REQUIREMENTS: What is the number of lines in the data holding the word "nSAW"? Give that number by itself.

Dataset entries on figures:

▼

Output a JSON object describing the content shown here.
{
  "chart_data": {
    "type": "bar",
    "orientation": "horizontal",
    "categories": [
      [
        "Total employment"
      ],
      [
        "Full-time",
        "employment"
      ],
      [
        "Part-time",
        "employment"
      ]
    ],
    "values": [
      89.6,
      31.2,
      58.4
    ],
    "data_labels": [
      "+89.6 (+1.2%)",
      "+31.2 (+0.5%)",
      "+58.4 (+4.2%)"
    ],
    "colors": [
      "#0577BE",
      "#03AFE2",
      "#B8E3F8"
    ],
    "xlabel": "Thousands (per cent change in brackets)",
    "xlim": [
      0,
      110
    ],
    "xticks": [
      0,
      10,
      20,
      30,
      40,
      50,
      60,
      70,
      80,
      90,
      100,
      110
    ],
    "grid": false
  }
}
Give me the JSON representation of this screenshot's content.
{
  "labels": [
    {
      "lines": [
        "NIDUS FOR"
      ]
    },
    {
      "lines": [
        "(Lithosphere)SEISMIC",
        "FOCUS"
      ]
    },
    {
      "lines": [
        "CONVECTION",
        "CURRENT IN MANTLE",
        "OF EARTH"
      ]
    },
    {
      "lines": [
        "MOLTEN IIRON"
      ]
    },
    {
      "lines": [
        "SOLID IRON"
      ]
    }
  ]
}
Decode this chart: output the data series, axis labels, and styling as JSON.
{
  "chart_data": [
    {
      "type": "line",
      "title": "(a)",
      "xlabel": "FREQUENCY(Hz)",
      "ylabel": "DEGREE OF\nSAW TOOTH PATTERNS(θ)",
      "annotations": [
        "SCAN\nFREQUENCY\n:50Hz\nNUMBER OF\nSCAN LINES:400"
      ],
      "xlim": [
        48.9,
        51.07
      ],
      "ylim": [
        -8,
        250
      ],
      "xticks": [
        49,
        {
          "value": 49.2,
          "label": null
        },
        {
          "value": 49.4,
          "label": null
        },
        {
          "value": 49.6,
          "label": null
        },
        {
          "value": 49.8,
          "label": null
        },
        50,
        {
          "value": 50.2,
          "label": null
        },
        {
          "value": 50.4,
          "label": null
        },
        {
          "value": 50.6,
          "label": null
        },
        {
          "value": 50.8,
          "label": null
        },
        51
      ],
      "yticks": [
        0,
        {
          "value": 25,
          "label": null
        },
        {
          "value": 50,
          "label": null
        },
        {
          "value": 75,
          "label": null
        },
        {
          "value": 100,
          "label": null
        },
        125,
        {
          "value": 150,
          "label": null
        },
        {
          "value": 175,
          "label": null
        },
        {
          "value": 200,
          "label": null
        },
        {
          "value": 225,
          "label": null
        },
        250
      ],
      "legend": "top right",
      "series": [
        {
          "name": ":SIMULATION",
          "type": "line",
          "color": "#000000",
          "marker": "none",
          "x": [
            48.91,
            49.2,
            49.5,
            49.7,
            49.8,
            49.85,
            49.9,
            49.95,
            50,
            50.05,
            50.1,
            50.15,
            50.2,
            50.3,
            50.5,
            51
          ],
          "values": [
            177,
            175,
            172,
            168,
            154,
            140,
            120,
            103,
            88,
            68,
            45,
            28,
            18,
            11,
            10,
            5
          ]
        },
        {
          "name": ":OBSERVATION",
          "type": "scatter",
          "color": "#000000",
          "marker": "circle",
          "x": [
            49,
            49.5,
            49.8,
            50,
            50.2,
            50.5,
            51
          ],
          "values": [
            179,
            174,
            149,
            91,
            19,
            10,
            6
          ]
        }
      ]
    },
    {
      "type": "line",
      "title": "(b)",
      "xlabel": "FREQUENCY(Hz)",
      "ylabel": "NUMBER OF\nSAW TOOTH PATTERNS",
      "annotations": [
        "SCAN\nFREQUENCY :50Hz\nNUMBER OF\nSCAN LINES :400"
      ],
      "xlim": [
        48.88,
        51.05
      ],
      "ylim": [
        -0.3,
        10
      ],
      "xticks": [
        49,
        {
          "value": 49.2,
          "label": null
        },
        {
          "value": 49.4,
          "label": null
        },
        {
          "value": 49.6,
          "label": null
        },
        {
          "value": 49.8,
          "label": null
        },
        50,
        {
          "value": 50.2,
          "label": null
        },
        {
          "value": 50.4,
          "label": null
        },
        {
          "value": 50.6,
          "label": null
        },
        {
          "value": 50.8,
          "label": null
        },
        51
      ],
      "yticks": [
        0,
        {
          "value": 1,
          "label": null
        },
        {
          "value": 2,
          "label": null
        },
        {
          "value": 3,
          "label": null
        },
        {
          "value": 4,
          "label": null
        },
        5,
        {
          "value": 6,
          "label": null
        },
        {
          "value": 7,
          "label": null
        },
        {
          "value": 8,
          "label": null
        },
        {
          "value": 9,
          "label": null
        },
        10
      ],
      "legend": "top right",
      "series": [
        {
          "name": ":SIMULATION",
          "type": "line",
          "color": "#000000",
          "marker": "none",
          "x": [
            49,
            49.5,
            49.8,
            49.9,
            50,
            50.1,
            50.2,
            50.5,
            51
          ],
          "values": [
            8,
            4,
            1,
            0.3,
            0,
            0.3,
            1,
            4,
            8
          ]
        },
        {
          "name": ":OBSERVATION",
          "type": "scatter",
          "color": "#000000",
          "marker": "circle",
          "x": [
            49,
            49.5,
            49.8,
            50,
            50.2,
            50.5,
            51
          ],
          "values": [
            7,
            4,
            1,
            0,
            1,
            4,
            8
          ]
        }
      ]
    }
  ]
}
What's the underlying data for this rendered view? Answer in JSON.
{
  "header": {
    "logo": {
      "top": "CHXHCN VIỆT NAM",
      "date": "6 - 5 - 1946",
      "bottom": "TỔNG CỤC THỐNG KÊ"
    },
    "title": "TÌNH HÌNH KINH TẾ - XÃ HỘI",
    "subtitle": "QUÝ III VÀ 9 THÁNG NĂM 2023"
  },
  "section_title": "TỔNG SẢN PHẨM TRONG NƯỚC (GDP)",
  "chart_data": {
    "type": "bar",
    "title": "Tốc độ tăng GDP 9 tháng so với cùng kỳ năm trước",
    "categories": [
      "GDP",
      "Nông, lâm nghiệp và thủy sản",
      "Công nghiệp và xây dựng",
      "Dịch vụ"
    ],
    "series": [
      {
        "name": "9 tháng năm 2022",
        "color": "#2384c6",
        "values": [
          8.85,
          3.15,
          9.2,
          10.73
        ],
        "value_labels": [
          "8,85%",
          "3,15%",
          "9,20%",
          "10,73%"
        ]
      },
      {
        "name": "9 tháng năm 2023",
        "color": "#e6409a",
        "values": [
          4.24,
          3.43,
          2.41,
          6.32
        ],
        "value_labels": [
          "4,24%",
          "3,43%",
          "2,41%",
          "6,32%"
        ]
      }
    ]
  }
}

▲

RESPONSE BELOW: 2